begin

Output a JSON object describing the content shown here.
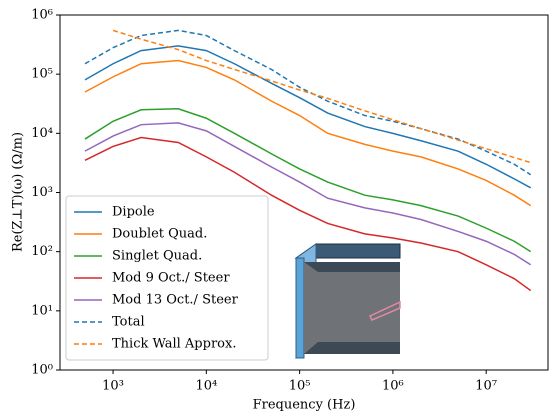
{
  "chart_data": {
    "type": "line",
    "xlabel": "Frequency (Hz)",
    "ylabel": "Re(Z⊥T)(ω) (Ω/m)",
    "xscale": "log",
    "yscale": "log",
    "xlim": [
      270,
      46000000
    ],
    "ylim": [
      1,
      1000000
    ],
    "xticks": [
      {
        "value": 1000,
        "label": "10³"
      },
      {
        "value": 10000,
        "label": "10⁴"
      },
      {
        "value": 100000,
        "label": "10⁵"
      },
      {
        "value": 1000000,
        "label": "10⁶"
      },
      {
        "value": 10000000,
        "label": "10⁷"
      }
    ],
    "yticks": [
      {
        "value": 1,
        "label": "10⁰"
      },
      {
        "value": 10,
        "label": "10¹"
      },
      {
        "value": 100,
        "label": "10²"
      },
      {
        "value": 1000,
        "label": "10³"
      },
      {
        "value": 10000,
        "label": "10⁴"
      },
      {
        "value": 100000,
        "label": "10⁵"
      },
      {
        "value": 1000000,
        "label": "10⁶"
      }
    ],
    "legend": "lower left",
    "x": [
      500,
      1000,
      2000,
      5000,
      10000,
      20000,
      50000,
      100000,
      200000,
      500000,
      1000000,
      2000000,
      5000000,
      10000000,
      20000000,
      30000000
    ],
    "series": [
      {
        "name": "Dipole",
        "color": "#1f77b4",
        "linestyle": "solid",
        "values": [
          80000,
          150000,
          250000,
          300000,
          250000,
          150000,
          70000,
          40000,
          22000,
          13000,
          10000,
          7500,
          5000,
          3000,
          1700,
          1200
        ]
      },
      {
        "name": "Doublet Quad.",
        "color": "#ff7f0e",
        "linestyle": "solid",
        "values": [
          50000,
          90000,
          150000,
          170000,
          130000,
          80000,
          35000,
          20000,
          10000,
          6500,
          5000,
          4000,
          2500,
          1600,
          900,
          600
        ]
      },
      {
        "name": "Singlet Quad.",
        "color": "#2ca02c",
        "linestyle": "solid",
        "values": [
          8000,
          16000,
          25000,
          26000,
          18000,
          10000,
          4500,
          2500,
          1500,
          900,
          750,
          600,
          400,
          250,
          150,
          100
        ]
      },
      {
        "name": "Mod 9 Oct./ Steer",
        "color": "#d62728",
        "linestyle": "solid",
        "values": [
          3500,
          6000,
          8500,
          7000,
          4000,
          2200,
          900,
          500,
          300,
          200,
          170,
          140,
          100,
          60,
          35,
          22
        ]
      },
      {
        "name": "Mod 13 Oct./ Steer",
        "color": "#9467bd",
        "linestyle": "solid",
        "values": [
          5000,
          9000,
          14000,
          15000,
          11000,
          6000,
          2700,
          1500,
          800,
          550,
          450,
          350,
          220,
          150,
          90,
          60
        ]
      },
      {
        "name": "Total",
        "color": "#1f77b4",
        "linestyle": "dashed",
        "values": [
          150000,
          280000,
          450000,
          550000,
          450000,
          250000,
          120000,
          60000,
          35000,
          20000,
          16000,
          12000,
          8000,
          5000,
          3000,
          2000
        ]
      },
      {
        "name": "Thick Wall Approx.",
        "color": "#ff7f0e",
        "linestyle": "dashed",
        "values": [
          null,
          550000,
          390000,
          260000,
          170000,
          120000,
          77000,
          54000,
          39000,
          24000,
          17000,
          12000,
          7700,
          5500,
          3900,
          3200
        ]
      }
    ]
  }
}
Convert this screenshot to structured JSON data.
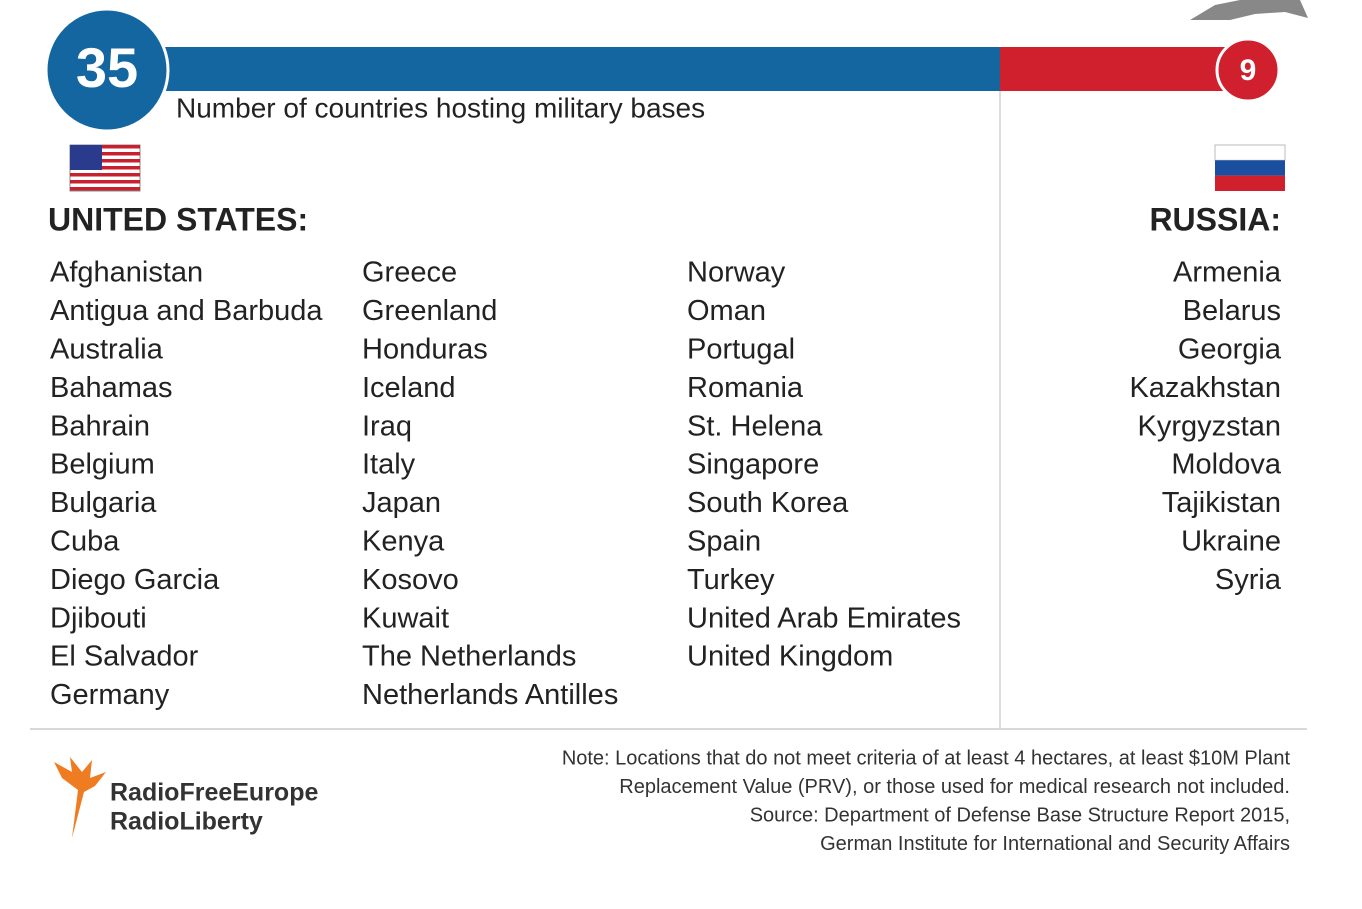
{
  "header": {
    "us_count": 35,
    "russia_count": 9,
    "subtitle": "Number of countries hosting military bases"
  },
  "united_states": {
    "label": "UNITED STATES:",
    "columns": [
      [
        "Afghanistan",
        "Antigua and Barbuda",
        "Australia",
        "Bahamas",
        "Bahrain",
        "Belgium",
        "Bulgaria",
        "Cuba",
        "Diego Garcia",
        "Djibouti",
        "El Salvador",
        "Germany"
      ],
      [
        "Greece",
        "Greenland",
        "Honduras",
        "Iceland",
        "Iraq",
        "Italy",
        "Japan",
        "Kenya",
        "Kosovo",
        "Kuwait",
        "The Netherlands",
        "Netherlands Antilles"
      ],
      [
        "Norway",
        "Oman",
        "Portugal",
        "Romania",
        "St. Helena",
        "Singapore",
        "South Korea",
        "Spain",
        "Turkey",
        "United Arab Emirates",
        "United Kingdom"
      ]
    ]
  },
  "russia": {
    "label": "RUSSIA:",
    "countries": [
      "Armenia",
      "Belarus",
      "Georgia",
      "Kazakhstan",
      "Kyrgyzstan",
      "Moldova",
      "Tajikistan",
      "Ukraine",
      "Syria"
    ]
  },
  "note": [
    "Note: Locations that do not meet criteria of at least 4 hectares, at least $10M Plant",
    "Replacement Value (PRV), or those used for medical research not included.",
    "Source: Department of Defense Base Structure Report 2015,",
    "German Institute for International and Security Affairs"
  ],
  "logo": [
    "RadioFreeEurope",
    "RadioLiberty"
  ]
}
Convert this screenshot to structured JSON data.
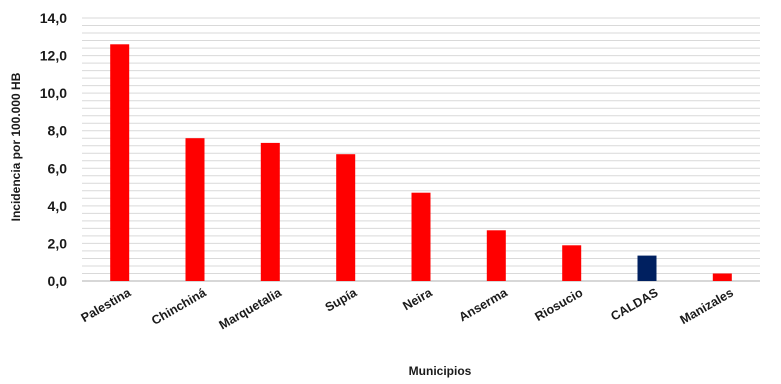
{
  "chart_data": {
    "type": "bar",
    "categories": [
      "Palestina",
      "Chinchiná",
      "Marquetalia",
      "Supía",
      "Neira",
      "Anserma",
      "Riosucio",
      "CALDAS",
      "Manizales"
    ],
    "values": [
      12.6,
      7.6,
      7.35,
      6.75,
      4.7,
      2.7,
      1.9,
      1.35,
      0.4
    ],
    "bar_colors": [
      "#ff0000",
      "#ff0000",
      "#ff0000",
      "#ff0000",
      "#ff0000",
      "#ff0000",
      "#ff0000",
      "#002060",
      "#ff0000"
    ],
    "title": "",
    "xlabel": "Municipios",
    "ylabel": "Incidencia  por 100.000 HB",
    "ylim": [
      0,
      14
    ],
    "y_ticks": [
      0,
      2,
      4,
      6,
      8,
      10,
      12,
      14
    ],
    "y_tick_labels": [
      "0,0",
      "2,0",
      "4,0",
      "6,0",
      "8,0",
      "10,0",
      "12,0",
      "14,0"
    ],
    "grid": true,
    "legend": "none"
  }
}
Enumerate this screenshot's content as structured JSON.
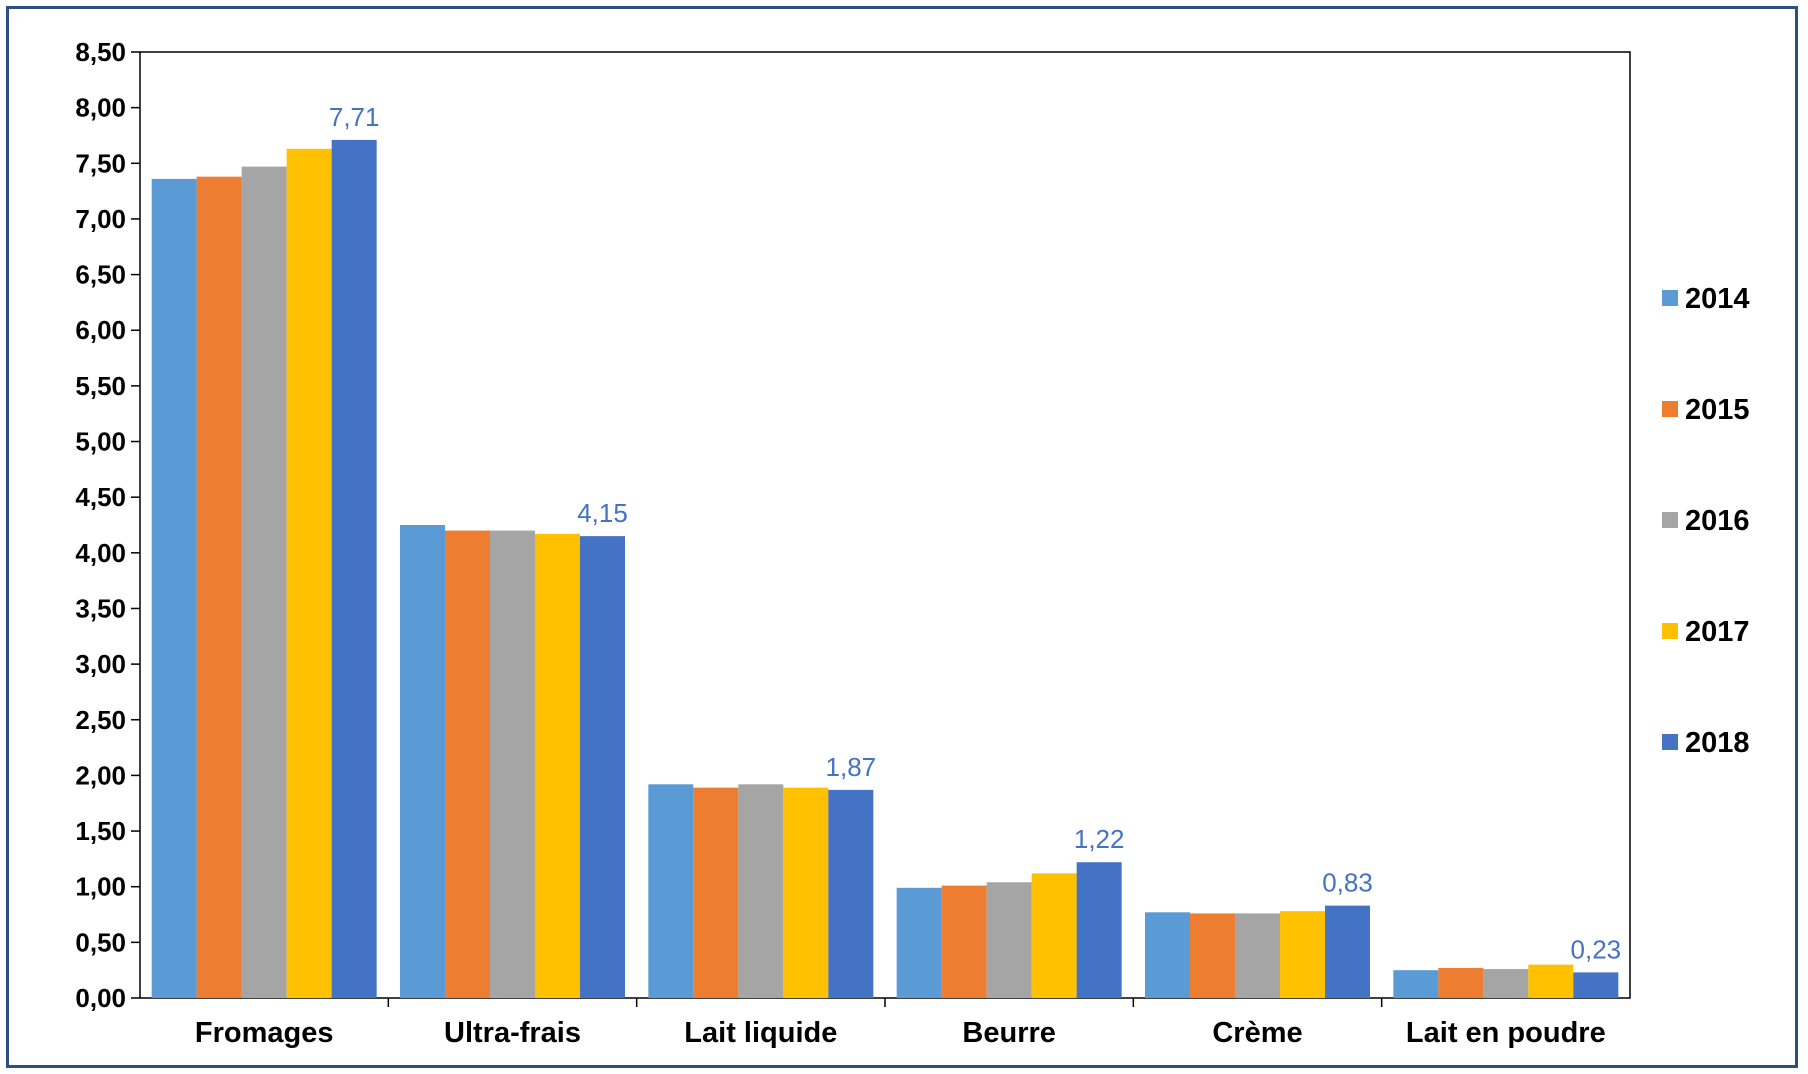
{
  "chart_data": {
    "type": "bar",
    "title": "",
    "xlabel": "",
    "ylabel": "",
    "categories": [
      "Fromages",
      "Ultra-frais",
      "Lait liquide",
      "Beurre",
      "Crème",
      "Lait en poudre"
    ],
    "series": [
      {
        "name": "2014",
        "color": "#5B9BD5",
        "values": [
          7.36,
          4.25,
          1.92,
          0.99,
          0.77,
          0.25
        ]
      },
      {
        "name": "2015",
        "color": "#ED7D31",
        "values": [
          7.38,
          4.2,
          1.89,
          1.01,
          0.76,
          0.27
        ]
      },
      {
        "name": "2016",
        "color": "#A5A5A5",
        "values": [
          7.47,
          4.2,
          1.92,
          1.04,
          0.76,
          0.26
        ]
      },
      {
        "name": "2017",
        "color": "#FFC000",
        "values": [
          7.63,
          4.17,
          1.89,
          1.12,
          0.78,
          0.3
        ]
      },
      {
        "name": "2018",
        "color": "#4472C4",
        "values": [
          7.71,
          4.15,
          1.87,
          1.22,
          0.83,
          0.23
        ]
      }
    ],
    "data_labels": [
      "7,71",
      "4,15",
      "1,87",
      "1,22",
      "0,83",
      "0,23"
    ],
    "ylim": [
      0,
      8.5
    ],
    "yticks": [
      "0,00",
      "0,50",
      "1,00",
      "1,50",
      "2,00",
      "2,50",
      "3,00",
      "3,50",
      "4,00",
      "4,50",
      "5,00",
      "5,50",
      "6,00",
      "6,50",
      "7,00",
      "7,50",
      "8,00",
      "8,50"
    ],
    "grid": false,
    "legend_position": "right"
  }
}
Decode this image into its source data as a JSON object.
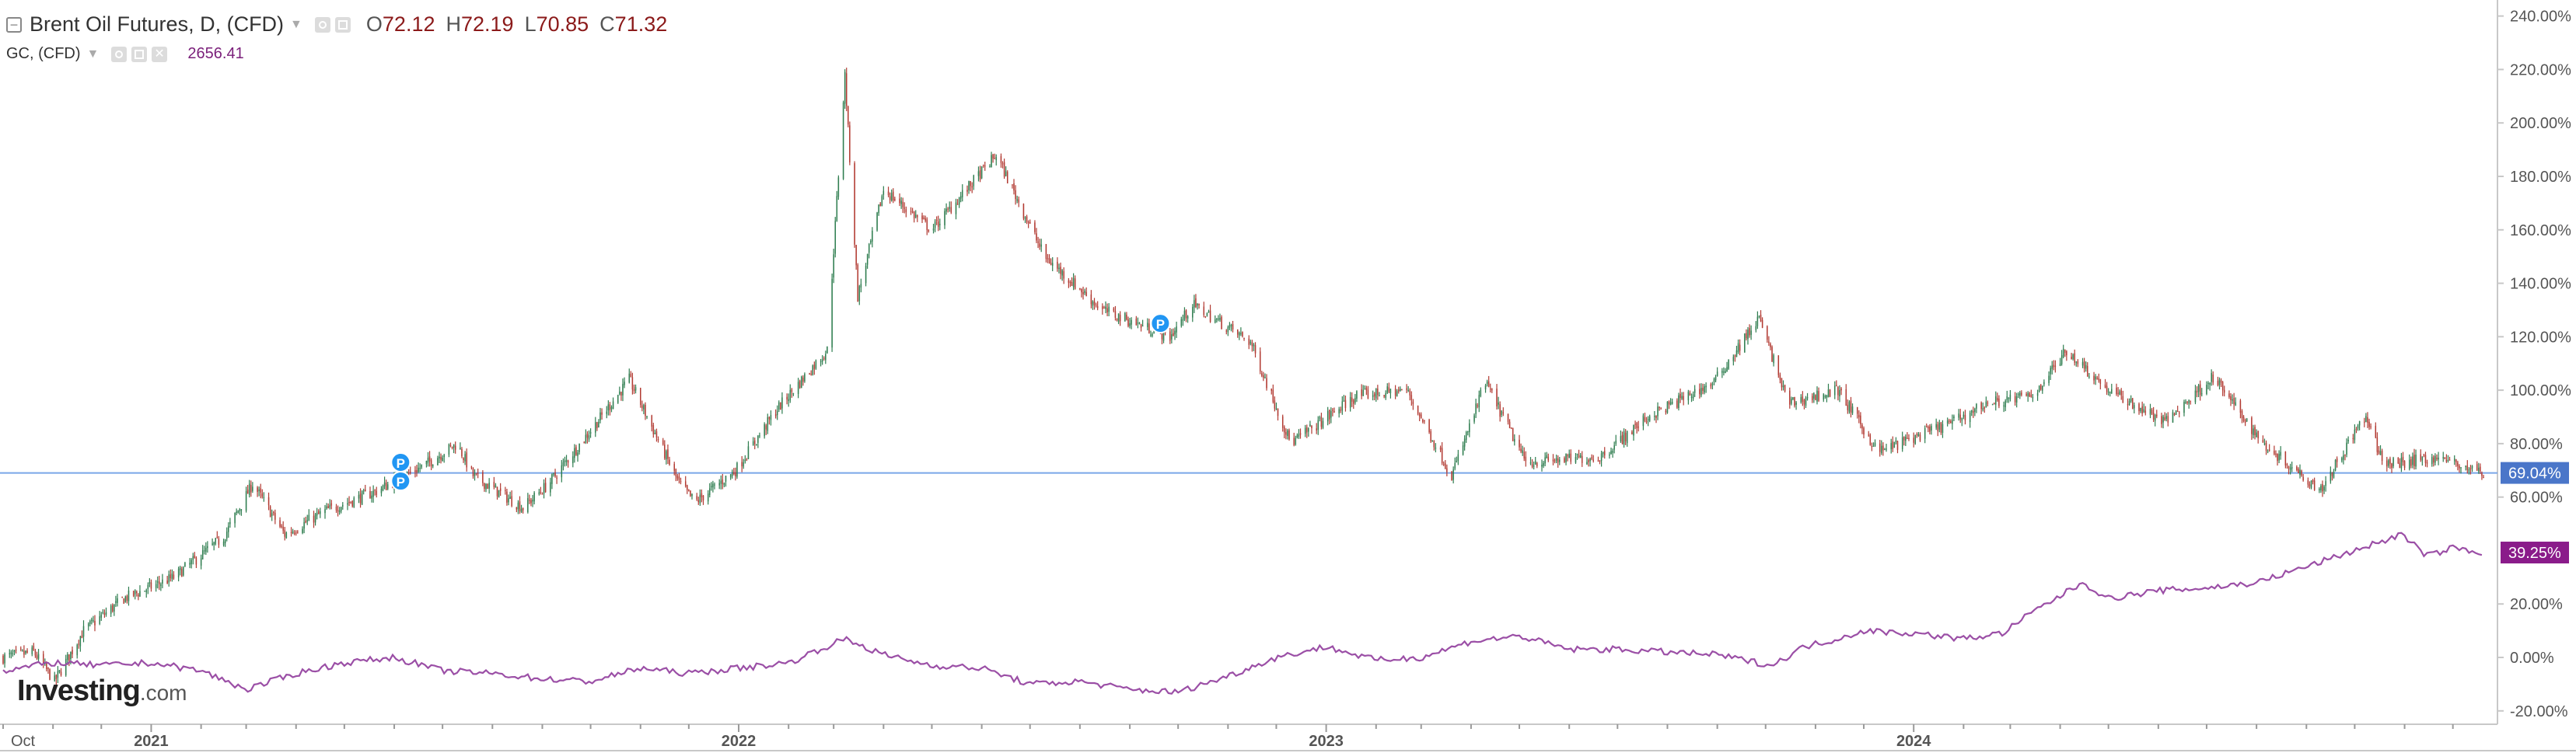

end

Instructions to follow:
Answer with one number only: how many lines above contain the word "Netherlands".

Exercise solution:
2